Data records
******************************
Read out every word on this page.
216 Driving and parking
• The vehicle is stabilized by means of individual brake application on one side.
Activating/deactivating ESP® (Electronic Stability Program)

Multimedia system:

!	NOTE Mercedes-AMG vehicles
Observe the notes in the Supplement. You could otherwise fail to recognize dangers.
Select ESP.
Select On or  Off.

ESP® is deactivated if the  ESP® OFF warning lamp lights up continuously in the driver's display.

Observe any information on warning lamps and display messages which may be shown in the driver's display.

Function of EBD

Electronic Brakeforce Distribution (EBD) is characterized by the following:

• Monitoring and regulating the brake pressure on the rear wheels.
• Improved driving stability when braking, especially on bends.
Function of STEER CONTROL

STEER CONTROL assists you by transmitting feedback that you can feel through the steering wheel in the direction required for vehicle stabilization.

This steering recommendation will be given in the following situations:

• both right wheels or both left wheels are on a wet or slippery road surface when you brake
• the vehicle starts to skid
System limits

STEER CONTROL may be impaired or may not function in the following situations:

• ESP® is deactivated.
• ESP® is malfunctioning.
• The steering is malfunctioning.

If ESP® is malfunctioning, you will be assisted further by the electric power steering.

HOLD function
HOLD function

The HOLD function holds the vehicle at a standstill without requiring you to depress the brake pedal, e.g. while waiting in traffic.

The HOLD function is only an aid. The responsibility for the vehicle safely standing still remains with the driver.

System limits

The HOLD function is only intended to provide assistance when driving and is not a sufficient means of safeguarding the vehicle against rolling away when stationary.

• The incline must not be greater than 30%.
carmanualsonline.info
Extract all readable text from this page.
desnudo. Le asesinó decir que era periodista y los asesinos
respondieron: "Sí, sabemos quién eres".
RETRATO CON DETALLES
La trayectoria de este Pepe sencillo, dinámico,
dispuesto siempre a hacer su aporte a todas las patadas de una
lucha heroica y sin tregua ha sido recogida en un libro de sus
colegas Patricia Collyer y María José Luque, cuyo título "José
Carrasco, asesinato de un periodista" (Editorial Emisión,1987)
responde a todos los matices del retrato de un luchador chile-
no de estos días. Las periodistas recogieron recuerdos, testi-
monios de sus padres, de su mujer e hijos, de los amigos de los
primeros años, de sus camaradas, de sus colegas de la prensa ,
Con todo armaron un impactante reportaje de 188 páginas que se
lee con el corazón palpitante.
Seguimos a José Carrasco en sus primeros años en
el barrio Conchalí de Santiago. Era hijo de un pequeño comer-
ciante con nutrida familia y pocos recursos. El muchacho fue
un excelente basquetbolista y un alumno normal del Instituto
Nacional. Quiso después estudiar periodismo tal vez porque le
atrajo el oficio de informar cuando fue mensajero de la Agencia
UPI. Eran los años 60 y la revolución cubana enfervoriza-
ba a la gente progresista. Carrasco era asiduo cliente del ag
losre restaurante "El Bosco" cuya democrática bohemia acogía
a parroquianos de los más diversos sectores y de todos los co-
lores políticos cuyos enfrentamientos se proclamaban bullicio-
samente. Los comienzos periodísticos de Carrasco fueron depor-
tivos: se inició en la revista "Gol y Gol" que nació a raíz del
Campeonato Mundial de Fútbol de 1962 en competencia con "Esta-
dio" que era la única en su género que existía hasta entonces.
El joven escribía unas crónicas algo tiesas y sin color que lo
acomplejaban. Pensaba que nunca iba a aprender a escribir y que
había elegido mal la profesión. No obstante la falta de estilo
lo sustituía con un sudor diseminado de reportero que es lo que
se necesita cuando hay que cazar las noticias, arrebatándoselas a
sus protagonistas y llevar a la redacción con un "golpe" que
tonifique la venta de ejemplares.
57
******************************
Reproduce every record, matching each line exactly.

Completed exercise:
Read out every word on this page.
216 Driving and parking
• The vehicle is stabilized by means of individual brake application on one side.
Activating/deactivating ESP® (Electronic Stability Program)

Multimedia system:

!	NOTE Mercedes-AMG vehicles
Observe the notes in the Supplement. You could otherwise fail to recognize dangers.
Select ESP.
Select On or  Off.

ESP® is deactivated if the  ESP® OFF warning lamp lights up continuously in the driver's display.

Observe any information on warning lamps and display messages which may be shown in the driver's display.

Function of EBD

Electronic Brakeforce Distribution (EBD) is characterized by the following:

• Monitoring and regulating the brake pressure on the rear wheels.
• Improved driving stability when braking, especially on bends.
Function of STEER CONTROL

STEER CONTROL assists you by transmitting feedback that you can feel through the steering wheel in the direction required for vehicle stabilization.

This steering recommendation will be given in the following situations:

• both right wheels or both left wheels are on a wet or slippery road surface when you brake
• the vehicle starts to skid
System limits

STEER CONTROL may be impaired or may not function in the following situations:

• ESP® is deactivated.
• ESP® is malfunctioning.
• The steering is malfunctioning.

If ESP® is malfunctioning, you will be assisted further by the electric power steering.

HOLD function
HOLD function

The HOLD function holds the vehicle at a standstill without requiring you to depress the brake pedal, e.g. while waiting in traffic.

The HOLD function is only an aid. The responsibility for the vehicle safely standing still remains with the driver.

System limits

The HOLD function is only intended to provide assistance when driving and is not a sufficient means of safeguarding the vehicle against rolling away when stationary.

• The incline must not be greater than 30%.
carmanualsonline.info
Extract all readable text from this page.
desnudo. Le asesinó decir que era periodista y los asesinos
respondieron: "Sí, sabemos quién eres".
RETRATO CON DETALLES
La trayectoria de este Pepe sencillo, dinámico,
dispuesto siempre a hacer su aporte a todas las patadas de una
lucha heroica y sin tregua ha sido recogida en un libro de sus
colegas Patricia Collyer y María José Luque, cuyo título "José
Carrasco, asesinato de un periodista" (Editorial Emisión,1987)
responde a todos los matices del retrato de un luchador chile-
no de estos días. Las periodistas recogieron recuerdos, testi-
monios de sus padres, de su mujer e hijos, de los amigos de los
primeros años, de sus camaradas, de sus colegas de la prensa ,
Con todo armaron un impactante reportaje de 188 páginas que se
lee con el corazón palpitante.
Seguimos a José Carrasco en sus primeros años en
el barrio Conchalí de Santiago. Era hijo de un pequeño comer-
ciante con nutrida familia y pocos recursos. El muchacho fue
un excelente basquetbolista y un alumno normal del Instituto
Nacional. Quiso después estudiar periodismo tal vez porque le
atrajo el oficio de informar cuando fue mensajero de la Agencia
UPI. Eran los años 60 y la revolución cubana enfervoriza-
ba a la gente progresista. Carrasco era asiduo cliente del ag
losre restaurante "El Bosco" cuya democrática bohemia acogía
a parroquianos de los más diversos sectores y de todos los co-
lores políticos cuyos enfrentamientos se proclamaban bullicio-
samente. Los comienzos periodísticos de Carrasco fueron depor-
tivos: se inició en la revista "Gol y Gol" que nació a raíz del
Campeonato Mundial de Fútbol de 1962 en competencia con "Esta-
dio" que era la única en su género que existía hasta entonces.
El joven escribía unas crónicas algo tiesas y sin color que lo
acomplejaban. Pensaba que nunca iba a aprender a escribir y que
había elegido mal la profesión. No obstante la falta de estilo
lo sustituía con un sudor diseminado de reportero que es lo que
se necesita cuando hay que cazar las noticias, arrebatándoselas a
sus protagonistas y llevar a la redacción con un "golpe" que
tonifique la venta de ejemplares.
57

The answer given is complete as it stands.